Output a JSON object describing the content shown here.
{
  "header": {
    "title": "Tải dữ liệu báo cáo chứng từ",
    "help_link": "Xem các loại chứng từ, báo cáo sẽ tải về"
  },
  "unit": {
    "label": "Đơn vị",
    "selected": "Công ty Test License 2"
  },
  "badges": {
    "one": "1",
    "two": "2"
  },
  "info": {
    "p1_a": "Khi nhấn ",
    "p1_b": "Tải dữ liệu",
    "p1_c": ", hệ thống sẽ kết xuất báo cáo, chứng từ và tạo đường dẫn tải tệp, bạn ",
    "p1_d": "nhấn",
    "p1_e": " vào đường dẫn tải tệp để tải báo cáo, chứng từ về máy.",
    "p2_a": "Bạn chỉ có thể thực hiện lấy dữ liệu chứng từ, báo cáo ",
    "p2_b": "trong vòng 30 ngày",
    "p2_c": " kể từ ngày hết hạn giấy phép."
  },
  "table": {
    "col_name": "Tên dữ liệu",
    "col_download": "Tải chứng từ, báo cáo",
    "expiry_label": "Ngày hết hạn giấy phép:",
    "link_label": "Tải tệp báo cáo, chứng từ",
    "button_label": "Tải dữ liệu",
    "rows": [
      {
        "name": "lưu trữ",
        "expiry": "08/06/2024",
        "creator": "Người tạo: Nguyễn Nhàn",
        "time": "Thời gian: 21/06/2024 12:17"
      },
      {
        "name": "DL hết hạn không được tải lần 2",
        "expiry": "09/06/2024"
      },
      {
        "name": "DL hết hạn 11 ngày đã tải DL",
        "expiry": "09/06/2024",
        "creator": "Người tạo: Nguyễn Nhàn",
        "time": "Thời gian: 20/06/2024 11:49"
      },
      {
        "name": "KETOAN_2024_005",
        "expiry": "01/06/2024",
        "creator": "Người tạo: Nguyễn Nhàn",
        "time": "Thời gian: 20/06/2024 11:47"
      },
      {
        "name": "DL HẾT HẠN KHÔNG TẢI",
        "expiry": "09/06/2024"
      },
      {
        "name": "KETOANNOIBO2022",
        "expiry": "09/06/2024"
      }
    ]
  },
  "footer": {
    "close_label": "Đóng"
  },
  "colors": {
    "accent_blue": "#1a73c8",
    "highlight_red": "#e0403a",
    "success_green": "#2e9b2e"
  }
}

[Written instruction]
Print out all the entries precisely as written.

[Final result]
Output a JSON object describing the content shown here.
{
  "header": {
    "title": "Tải dữ liệu báo cáo chứng từ",
    "help_link": "Xem các loại chứng từ, báo cáo sẽ tải về"
  },
  "unit": {
    "label": "Đơn vị",
    "selected": "Công ty Test License 2"
  },
  "badges": {
    "one": "1",
    "two": "2"
  },
  "info": {
    "p1_a": "Khi nhấn ",
    "p1_b": "Tải dữ liệu",
    "p1_c": ", hệ thống sẽ kết xuất báo cáo, chứng từ và tạo đường dẫn tải tệp, bạn ",
    "p1_d": "nhấn",
    "p1_e": " vào đường dẫn tải tệp để tải báo cáo, chứng từ về máy.",
    "p2_a": "Bạn chỉ có thể thực hiện lấy dữ liệu chứng từ, báo cáo ",
    "p2_b": "trong vòng 30 ngày",
    "p2_c": " kể từ ngày hết hạn giấy phép."
  },
  "table": {
    "col_name": "Tên dữ liệu",
    "col_download": "Tải chứng từ, báo cáo",
    "expiry_label": "Ngày hết hạn giấy phép:",
    "link_label": "Tải tệp báo cáo, chứng từ",
    "button_label": "Tải dữ liệu",
    "rows": [
      {
        "name": "lưu trữ",
        "expiry": "08/06/2024",
        "creator": "Người tạo: Nguyễn Nhàn",
        "time": "Thời gian: 21/06/2024 12:17"
      },
      {
        "name": "DL hết hạn không được tải lần 2",
        "expiry": "09/06/2024"
      },
      {
        "name": "DL hết hạn 11 ngày đã tải DL",
        "expiry": "09/06/2024",
        "creator": "Người tạo: Nguyễn Nhàn",
        "time": "Thời gian: 20/06/2024 11:49"
      },
      {
        "name": "KETOAN_2024_005",
        "expiry": "01/06/2024",
        "creator": "Người tạo: Nguyễn Nhàn",
        "time": "Thời gian: 20/06/2024 11:47"
      },
      {
        "name": "DL HẾT HẠN KHÔNG TẢI",
        "expiry": "09/06/2024"
      },
      {
        "name": "KETOANNOIBO2022",
        "expiry": "09/06/2024"
      }
    ]
  },
  "footer": {
    "close_label": "Đóng"
  },
  "colors": {
    "accent_blue": "#1a73c8",
    "highlight_red": "#e0403a",
    "success_green": "#2e9b2e"
  }
}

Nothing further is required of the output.